** BEGIN **
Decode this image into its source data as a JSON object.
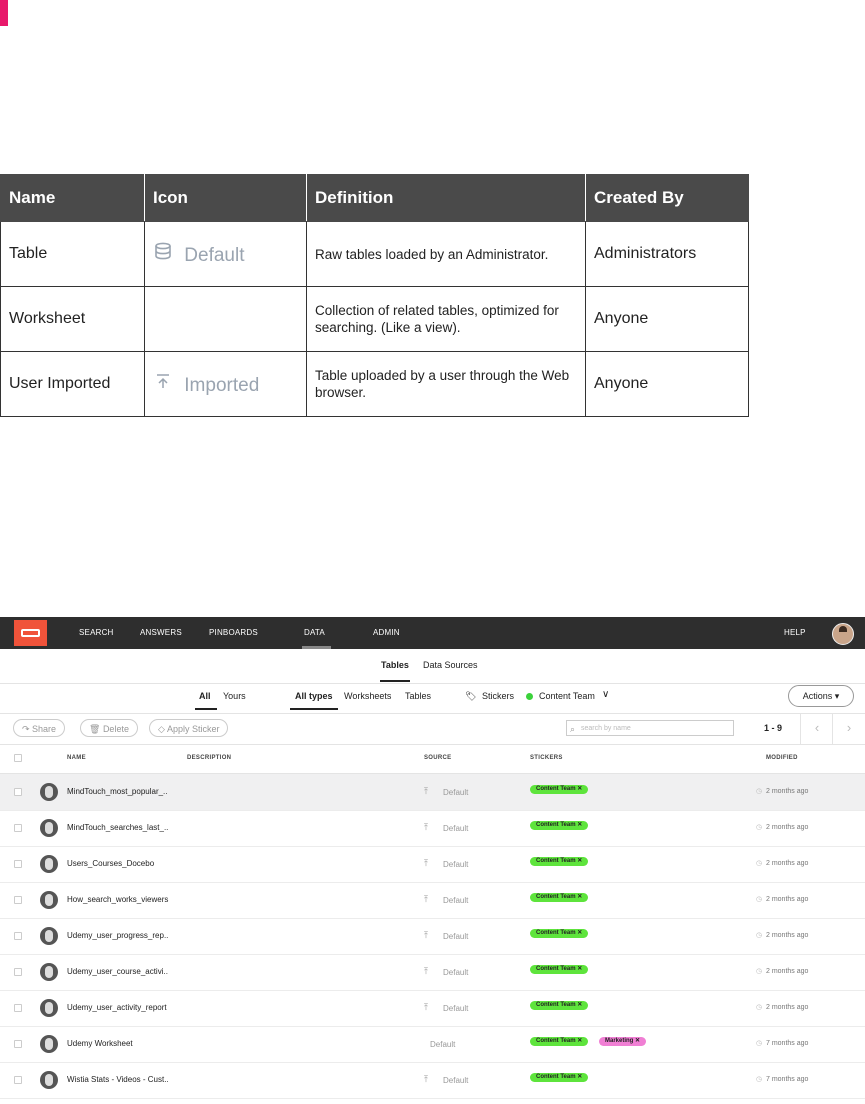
{
  "ref_table": {
    "headers": [
      "Name",
      "Icon",
      "Definition",
      "Created By"
    ],
    "rows": [
      {
        "name": "Table",
        "icon_name": "database-icon",
        "icon_label": "Default",
        "definition": "Raw tables loaded by an Administrator.",
        "created_by": "Administrators"
      },
      {
        "name": "Worksheet",
        "icon_name": "",
        "icon_label": "",
        "definition": "Collection of related tables, optimized for searching. (Like a view).",
        "created_by": "Anyone"
      },
      {
        "name": "User Imported",
        "icon_name": "upload-icon",
        "icon_label": "Imported",
        "definition": "Table uploaded by a user through the Web browser.",
        "created_by": "Anyone"
      }
    ]
  },
  "app": {
    "nav": {
      "items": [
        "SEARCH",
        "ANSWERS",
        "PINBOARDS",
        "DATA",
        "ADMIN"
      ],
      "help": "HELP",
      "active": "DATA"
    },
    "subtabs": [
      "Tables",
      "Data Sources"
    ],
    "filters": {
      "owner": [
        "All",
        "Yours"
      ],
      "types": [
        "All types",
        "Worksheets",
        "Tables"
      ],
      "stickers_label": "Stickers",
      "sticker_selected": "Content Team",
      "actions": "Actions ▾"
    },
    "toolbar": {
      "share": "Share",
      "delete": "Delete",
      "apply_sticker": "Apply Sticker",
      "search_placeholder": "search by name",
      "range": "1 - 9"
    },
    "columns": {
      "name": "NAME",
      "description": "DESCRIPTION",
      "source": "SOURCE",
      "stickers": "STICKERS",
      "modified": "MODIFIED"
    },
    "rows": [
      {
        "name": "MindTouch_most_popular_..",
        "source": "Default",
        "stickers": [
          "Content Team"
        ],
        "modified": "2 months ago"
      },
      {
        "name": "MindTouch_searches_last_..",
        "source": "Default",
        "stickers": [
          "Content Team"
        ],
        "modified": "2 months ago"
      },
      {
        "name": "Users_Courses_Docebo",
        "source": "Default",
        "stickers": [
          "Content Team"
        ],
        "modified": "2 months ago"
      },
      {
        "name": "How_search_works_viewers",
        "source": "Default",
        "stickers": [
          "Content Team"
        ],
        "modified": "2 months ago"
      },
      {
        "name": "Udemy_user_progress_rep..",
        "source": "Default",
        "stickers": [
          "Content Team"
        ],
        "modified": "2 months ago"
      },
      {
        "name": "Udemy_user_course_activi..",
        "source": "Default",
        "stickers": [
          "Content Team"
        ],
        "modified": "2 months ago"
      },
      {
        "name": "Udemy_user_activity_report",
        "source": "Default",
        "stickers": [
          "Content Team"
        ],
        "modified": "2 months ago"
      },
      {
        "name": "Udemy Worksheet",
        "source": "Default",
        "stickers": [
          "Content Team",
          "Marketing"
        ],
        "modified": "7 months ago"
      },
      {
        "name": "Wistia Stats - Videos - Cust..",
        "source": "Default",
        "stickers": [
          "Content Team"
        ],
        "modified": "7 months ago"
      }
    ],
    "colors": {
      "sticker_content_team": "#5ee43c",
      "sticker_marketing": "#f07fd4",
      "logo": "#f0533a",
      "nav_bg": "#2e2e2e"
    }
  }
}
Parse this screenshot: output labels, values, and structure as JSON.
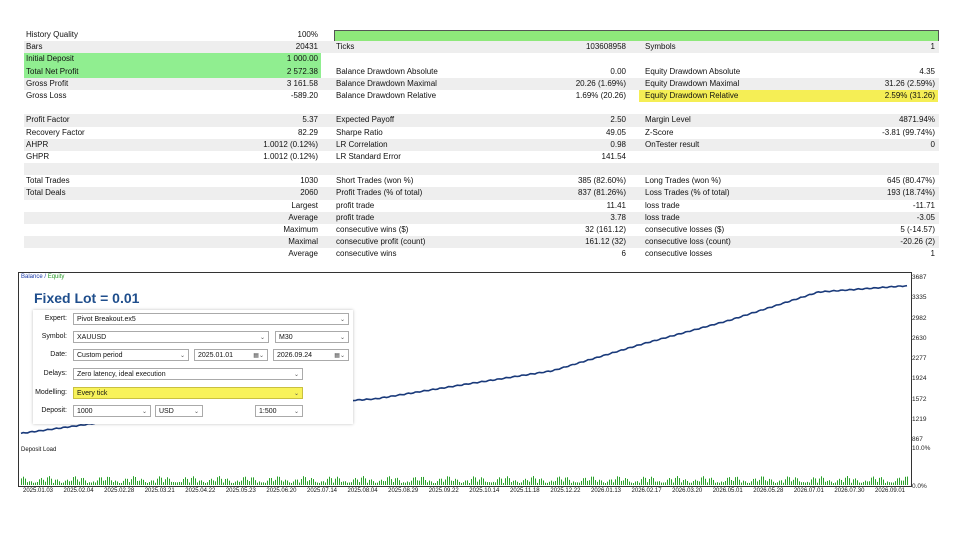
{
  "report": {
    "history_quality_label": "History Quality",
    "history_quality_value": "100%",
    "rows": [
      {
        "l1": "Bars",
        "v1": "20431",
        "l2": "Ticks",
        "v2": "103608958",
        "l3": "Symbols",
        "v3": "1",
        "gray": true
      },
      {
        "l1": "Initial Deposit",
        "v1": "1 000.00",
        "l2": "",
        "v2": "",
        "l3": "",
        "v3": "",
        "green": true
      },
      {
        "l1": "Total Net Profit",
        "v1": "2 572.38",
        "l2": "Balance Drawdown Absolute",
        "v2": "0.00",
        "l3": "Equity Drawdown Absolute",
        "v3": "4.35",
        "green": true
      },
      {
        "l1": "Gross Profit",
        "v1": "3 161.58",
        "l2": "Balance Drawdown Maximal",
        "v2": "20.26 (1.69%)",
        "l3": "Equity Drawdown Maximal",
        "v3": "31.26 (2.59%)",
        "gray": true
      },
      {
        "l1": "Gross Loss",
        "v1": "-589.20",
        "l2": "Balance Drawdown Relative",
        "v2": "1.69% (20.26)",
        "l3": "Equity Drawdown Relative",
        "v3": "2.59% (31.26)",
        "yellow": true
      },
      {
        "spacer": true
      },
      {
        "l1": "Profit Factor",
        "v1": "5.37",
        "l2": "Expected Payoff",
        "v2": "2.50",
        "l3": "Margin Level",
        "v3": "4871.94%",
        "gray": true
      },
      {
        "l1": "Recovery Factor",
        "v1": "82.29",
        "l2": "Sharpe Ratio",
        "v2": "49.05",
        "l3": "Z-Score",
        "v3": "-3.81 (99.74%)"
      },
      {
        "l1": "AHPR",
        "v1": "1.0012 (0.12%)",
        "l2": "LR Correlation",
        "v2": "0.98",
        "l3": "OnTester result",
        "v3": "0",
        "gray": true
      },
      {
        "l1": "GHPR",
        "v1": "1.0012 (0.12%)",
        "l2": "LR Standard Error",
        "v2": "141.54",
        "l3": "",
        "v3": ""
      },
      {
        "spacer": true,
        "gray": true
      },
      {
        "l1": "Total Trades",
        "v1": "1030",
        "l2": "Short Trades (won %)",
        "v2": "385 (82.60%)",
        "l3": "Long Trades (won %)",
        "v3": "645 (80.47%)"
      },
      {
        "l1": "Total Deals",
        "v1": "2060",
        "l2": "Profit Trades (% of total)",
        "v2": "837 (81.26%)",
        "l3": "Loss Trades (% of total)",
        "v3": "193 (18.74%)",
        "gray": true
      },
      {
        "l1": "",
        "v1": "Largest",
        "l2": "profit trade",
        "v2": "11.41",
        "l3": "loss trade",
        "v3": "-11.71"
      },
      {
        "l1": "",
        "v1": "Average",
        "l2": "profit trade",
        "v2": "3.78",
        "l3": "loss trade",
        "v3": "-3.05",
        "gray": true
      },
      {
        "l1": "",
        "v1": "Maximum",
        "l2": "consecutive wins ($)",
        "v2": "32 (161.12)",
        "l3": "consecutive losses ($)",
        "v3": "5 (-14.57)"
      },
      {
        "l1": "",
        "v1": "Maximal",
        "l2": "consecutive profit (count)",
        "v2": "161.12 (32)",
        "l3": "consecutive loss (count)",
        "v3": "-20.26 (2)",
        "gray": true
      },
      {
        "l1": "",
        "v1": "Average",
        "l2": "consecutive wins",
        "v2": "6",
        "l3": "consecutive losses",
        "v3": "1"
      }
    ]
  },
  "chart": {
    "legend_balance": "Balance",
    "legend_sep": " / ",
    "legend_equity": "Equity",
    "overlay_title": "Fixed Lot = 0.01",
    "y_ticks": [
      "3687",
      "3335",
      "2982",
      "2630",
      "2277",
      "1924",
      "1572",
      "1219",
      "867"
    ],
    "deposit_load_title": "Deposit Load",
    "deposit_load_ticks": [
      "10.0%",
      "0.0%"
    ],
    "x_ticks": [
      "2025.01.03",
      "2025.02.04",
      "2025.02.28",
      "2025.03.21",
      "2025.04.22",
      "2025.05.23",
      "2025.06.20",
      "2025.07.14",
      "2025.08.04",
      "2025.08.29",
      "2025.09.22",
      "2025.10.14",
      "2025.11.18",
      "2025.12.22",
      "2026.01.13",
      "2026.02.17",
      "2026.03.20",
      "2026.05.01",
      "2026.05.28",
      "2026.07.01",
      "2026.07.30",
      "2026.09.01"
    ],
    "colors": {
      "balance": "#1a3a7a",
      "equity": "#3f6fd0",
      "deposit": "#2aa02a"
    }
  },
  "chart_data": {
    "type": "line",
    "title": "",
    "series": [
      {
        "name": "Balance",
        "x": [
          "2025.01.03",
          "2025.03.21",
          "2025.05.23",
          "2025.07.14",
          "2025.09.22",
          "2025.11.18",
          "2026.01.13",
          "2026.03.20",
          "2026.05.28",
          "2026.07.30",
          "2026.09.01"
        ],
        "values": [
          1000,
          1210,
          1310,
          1500,
          1600,
          1850,
          2090,
          2550,
          2970,
          3460,
          3570
        ]
      }
    ],
    "ylim": [
      867,
      3687
    ]
  },
  "tester": {
    "expert_label": "Expert:",
    "expert_value": "Pivot Breakout.ex5",
    "symbol_label": "Symbol:",
    "symbol_value": "XAUUSD",
    "period_value": "M30",
    "date_label": "Date:",
    "date_mode": "Custom period",
    "date_from": "2025.01.01",
    "date_to": "2026.09.24",
    "delays_label": "Delays:",
    "delays_value": "Zero latency, ideal execution",
    "modelling_label": "Modelling:",
    "modelling_value": "Every tick",
    "deposit_label": "Deposit:",
    "deposit_value": "1000",
    "currency_value": "USD",
    "leverage_value": "1:500"
  }
}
** END **
• YOUR INSTRUCTIONS
List each line in the listing that contains the string "Relative".

• RESULT BELOW
        "l2": "Balance Drawdown Relative",
        "l3": "Equity Drawdown Relative",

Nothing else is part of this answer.